Pull every "plane" line out of the data below.

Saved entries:
══════════════════════════════

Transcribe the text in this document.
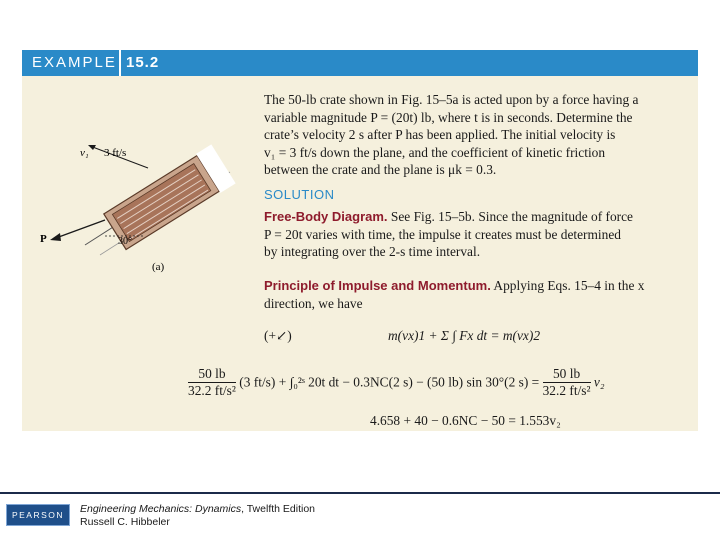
EXAMPLE 15.2
v₁ 3 ft/s
P	30°
(a)
The 50-lb crate shown in Fig. 15–5a is acted upon by a force having a
variable magnitude P = (20t) lb, where t is in seconds. Determine the
crate’s velocity 2 s after P has been applied. The initial velocity is
v₁ = 3 ft/s down the plane, and the coefficient of kinetic friction
between the crate and the plane is μk = 0.3.
SOLUTION
Free-Body Diagram. See Fig. 15–5b. Since the magnitude of force
P = 20t varies with time, the impulse it creates must be determined
by integrating over the 2-s time interval.
Principle of Impulse and Momentum. Applying Eqs. 15–4 in the x
direction, we have
(+↙)	m(vx)1 + Σ ∫ Fx dt = m(vx)2
$\frac{50 lb}{\text{32.2 ft/s²}} (3$ ft/s) + ∫₀²ˢ 20t dt − 0.3NC(2 s) − (50 lb) sin 30°(2 $s) = \frac{50 lb}{\text{32.2 ft/s²}} v_2$
4.658 + 40 − 0.6NC − 50 = 1.553v₂
PEARSON	Engineering Mechanics: Dynamics, Twelfth Edition
Russell C. Hibbeler
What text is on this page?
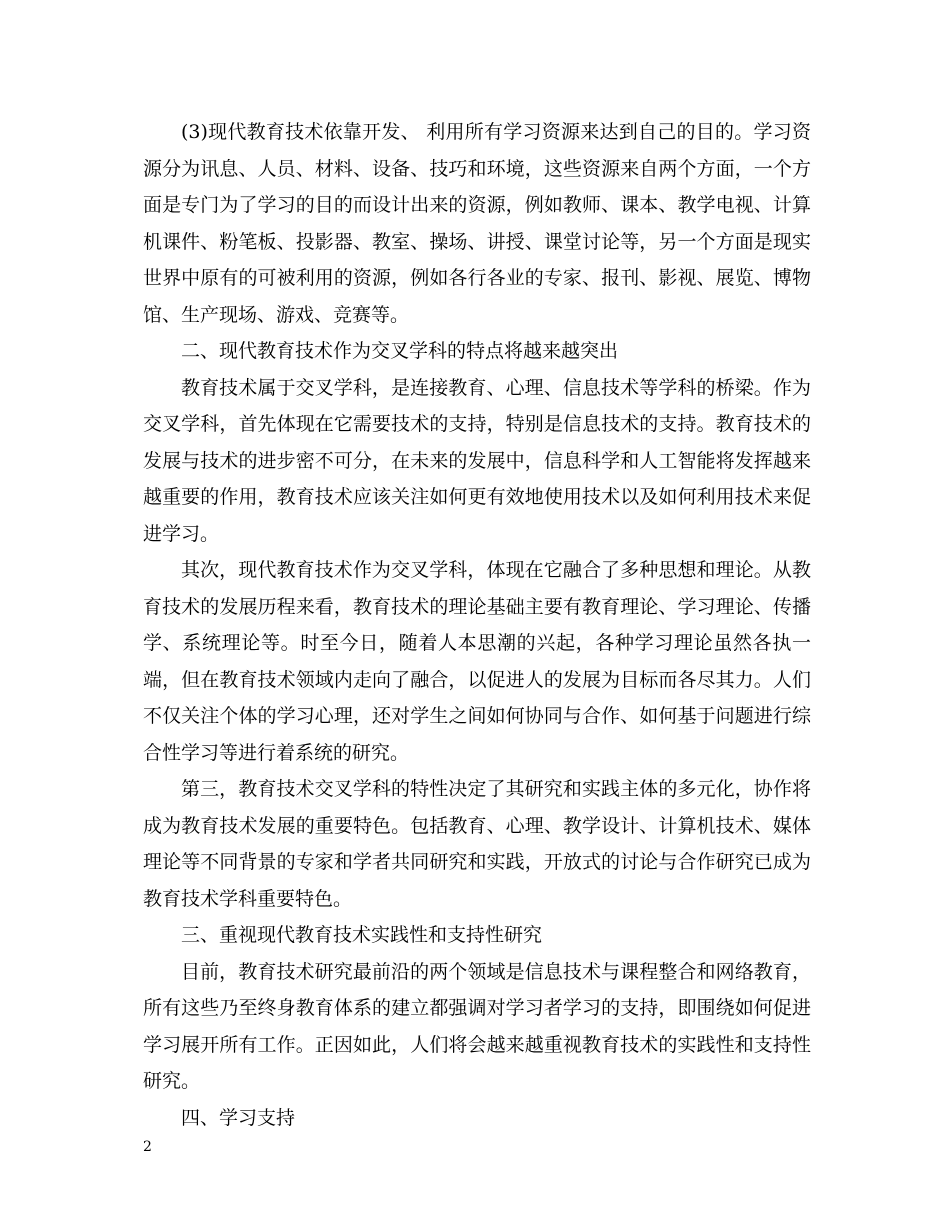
(3)现代教育技术依靠开发、 利用所有学习资源来达到自己的目的。学习资源分为讯息、人员、材料、设备、技巧和环境，这些资源来自两个方面，一个方面是专门为了学习的目的而设计出来的资源，例如教师、课本、教学电视、计算机课件、粉笔板、投影器、教室、操场、讲授、课堂讨论等，另一个方面是现实世界中原有的可被利用的资源，例如各行各业的专家、报刊、影视、展览、博物馆、生产现场、游戏、竞赛等。

二、现代教育技术作为交叉学科的特点将越来越突出

教育技术属于交叉学科，是连接教育、心理、信息技术等学科的桥梁。作为交叉学科，首先体现在它需要技术的支持，特别是信息技术的支持。教育技术的发展与技术的进步密不可分，在未来的发展中，信息科学和人工智能将发挥越来越重要的作用，教育技术应该关注如何更有效地使用技术以及如何利用技术来促进学习。

其次，现代教育技术作为交叉学科，体现在它融合了多种思想和理论。从教育技术的发展历程来看，教育技术的理论基础主要有教育理论、学习理论、传播学、系统理论等。时至今日，随着人本思潮的兴起，各种学习理论虽然各执一端，但在教育技术领域内走向了融合，以促进人的发展为目标而各尽其力。人们不仅关注个体的学习心理，还对学生之间如何协同与合作、如何基于问题进行综合性学习等进行着系统的研究。

第三，教育技术交叉学科的特性决定了其研究和实践主体的多元化，协作将成为教育技术发展的重要特色。包括教育、心理、教学设计、计算机技术、媒体理论等不同背景的专家和学者共同研究和实践，开放式的讨论与合作研究已成为教育技术学科重要特色。

三、重视现代教育技术实践性和支持性研究

目前，教育技术研究最前沿的两个领域是信息技术与课程整合和网络教育，所有这些乃至终身教育体系的建立都强调对学习者学习的支持，即围绕如何促进学习展开所有工作。正因如此，人们将会越来越重视教育技术的实践性和支持性研究。

四、学习支持

2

══════════════════════════════

Solved exercise:
v₁ = 3 ft/s down the plane, and the coefficient of kinetic friction
between the crate and the plane is μk = 0.3.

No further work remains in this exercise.